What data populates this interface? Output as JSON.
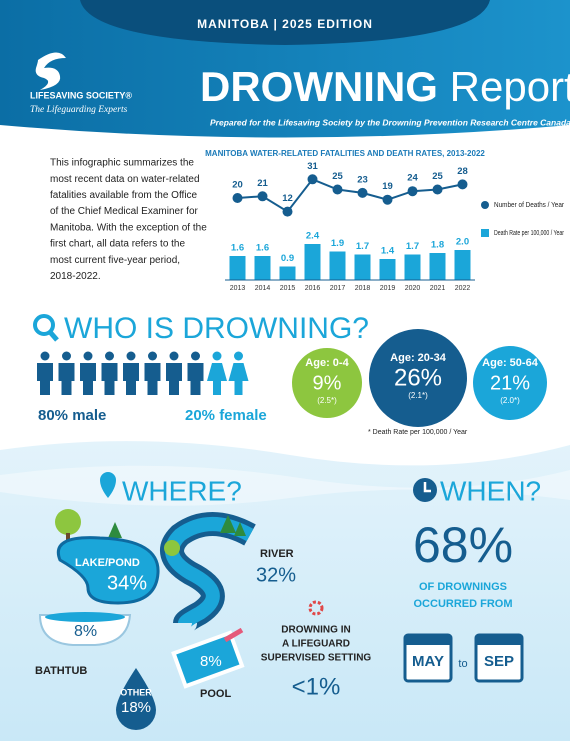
{
  "header": {
    "edition": "MANITOBA  |  2025 EDITION",
    "org": "LIFESAVING SOCIETY®",
    "tagline": "The Lifeguarding Experts",
    "title_bold": "DROWNING",
    "title_light": "Report",
    "subtitle": "Prepared for the Lifesaving Society by the Drowning Prevention Research Centre Canada"
  },
  "intro": {
    "lines": [
      "This infographic summarizes the",
      "most recent data on water-related",
      "fatalities available from the Office",
      "of the Chief Medical Examiner for",
      "Manitoba. With the exception of the",
      "first chart, all data refers to the",
      "most current five-year period,",
      "2018-2022."
    ]
  },
  "chart_data": {
    "type": "bar-line",
    "title": "MANITOBA WATER-RELATED FATALITIES AND DEATH RATES, 2013-2022",
    "categories": [
      "2013",
      "2014",
      "2015",
      "2016",
      "2017",
      "2018",
      "2019",
      "2020",
      "2021",
      "2022"
    ],
    "series": [
      {
        "name": "Number of Deaths / Year",
        "type": "line",
        "color": "#155d8f",
        "values": [
          20,
          21,
          12,
          31,
          25,
          23,
          19,
          24,
          25,
          28
        ]
      },
      {
        "name": "Death Rate per 100,000 / Year",
        "type": "bar",
        "color": "#1ba6d9",
        "values": [
          1.6,
          1.6,
          0.9,
          2.4,
          1.9,
          1.7,
          1.4,
          1.7,
          1.8,
          2.0
        ],
        "value_labels": [
          "1.6",
          "1.6",
          "0.9",
          "2.4",
          "1.9",
          "1.7",
          "1.4",
          "1.7",
          "1.8",
          "2.0"
        ]
      }
    ]
  },
  "who": {
    "title": "WHO IS DROWNING?",
    "male": "80% male",
    "female": "20% female",
    "ages": [
      {
        "label": "Age: 0-4",
        "pct": "9%",
        "rate": "(2.5*)"
      },
      {
        "label": "Age: 20-34",
        "pct": "26%",
        "rate": "(2.1*)"
      },
      {
        "label": "Age: 50-64",
        "pct": "21%",
        "rate": "(2.0*)"
      }
    ],
    "footnote": "* Death Rate per 100,000 / Year"
  },
  "where": {
    "title": "WHERE?",
    "lake": "LAKE/POND",
    "lake_pct": "34%",
    "river": "RIVER",
    "river_pct": "32%",
    "bathtub": "BATHTUB",
    "bathtub_pct": "8%",
    "pool": "POOL",
    "pool_pct": "8%",
    "other": "OTHER",
    "other_pct": "18%",
    "supervised": [
      "DROWNING IN",
      "A LIFEGUARD",
      "SUPERVISED SETTING"
    ],
    "supervised_pct": "<1%"
  },
  "when": {
    "title": "WHEN?",
    "pct": "68%",
    "lines": [
      "OF DROWNINGS",
      "OCCURRED FROM"
    ],
    "from": "MAY",
    "to": "to",
    "until": "SEP"
  }
}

The request: Transcribe the records above verbatim. Do not carry over any picture.

Task response:
What data populates this interface? Output as JSON.
{
  "header": {
    "edition": "MANITOBA  |  2025 EDITION",
    "org": "LIFESAVING SOCIETY®",
    "tagline": "The Lifeguarding Experts",
    "title_bold": "DROWNING",
    "title_light": "Report",
    "subtitle": "Prepared for the Lifesaving Society by the Drowning Prevention Research Centre Canada"
  },
  "intro": {
    "lines": [
      "This infographic summarizes the",
      "most recent data on water-related",
      "fatalities available from the Office",
      "of the Chief Medical Examiner for",
      "Manitoba. With the exception of the",
      "first chart, all data refers to the",
      "most current five-year period,",
      "2018-2022."
    ]
  },
  "chart_data": {
    "type": "bar-line",
    "title": "MANITOBA WATER-RELATED FATALITIES AND DEATH RATES, 2013-2022",
    "categories": [
      "2013",
      "2014",
      "2015",
      "2016",
      "2017",
      "2018",
      "2019",
      "2020",
      "2021",
      "2022"
    ],
    "series": [
      {
        "name": "Number of Deaths / Year",
        "type": "line",
        "color": "#155d8f",
        "values": [
          20,
          21,
          12,
          31,
          25,
          23,
          19,
          24,
          25,
          28
        ]
      },
      {
        "name": "Death Rate per 100,000 / Year",
        "type": "bar",
        "color": "#1ba6d9",
        "values": [
          1.6,
          1.6,
          0.9,
          2.4,
          1.9,
          1.7,
          1.4,
          1.7,
          1.8,
          2.0
        ],
        "value_labels": [
          "1.6",
          "1.6",
          "0.9",
          "2.4",
          "1.9",
          "1.7",
          "1.4",
          "1.7",
          "1.8",
          "2.0"
        ]
      }
    ]
  },
  "who": {
    "title": "WHO IS DROWNING?",
    "male": "80% male",
    "female": "20% female",
    "ages": [
      {
        "label": "Age: 0-4",
        "pct": "9%",
        "rate": "(2.5*)"
      },
      {
        "label": "Age: 20-34",
        "pct": "26%",
        "rate": "(2.1*)"
      },
      {
        "label": "Age: 50-64",
        "pct": "21%",
        "rate": "(2.0*)"
      }
    ],
    "footnote": "* Death Rate per 100,000 / Year"
  },
  "where": {
    "title": "WHERE?",
    "lake": "LAKE/POND",
    "lake_pct": "34%",
    "river": "RIVER",
    "river_pct": "32%",
    "bathtub": "BATHTUB",
    "bathtub_pct": "8%",
    "pool": "POOL",
    "pool_pct": "8%",
    "other": "OTHER",
    "other_pct": "18%",
    "supervised": [
      "DROWNING IN",
      "A LIFEGUARD",
      "SUPERVISED SETTING"
    ],
    "supervised_pct": "<1%"
  },
  "when": {
    "title": "WHEN?",
    "pct": "68%",
    "lines": [
      "OF DROWNINGS",
      "OCCURRED FROM"
    ],
    "from": "MAY",
    "to": "to",
    "until": "SEP"
  }
}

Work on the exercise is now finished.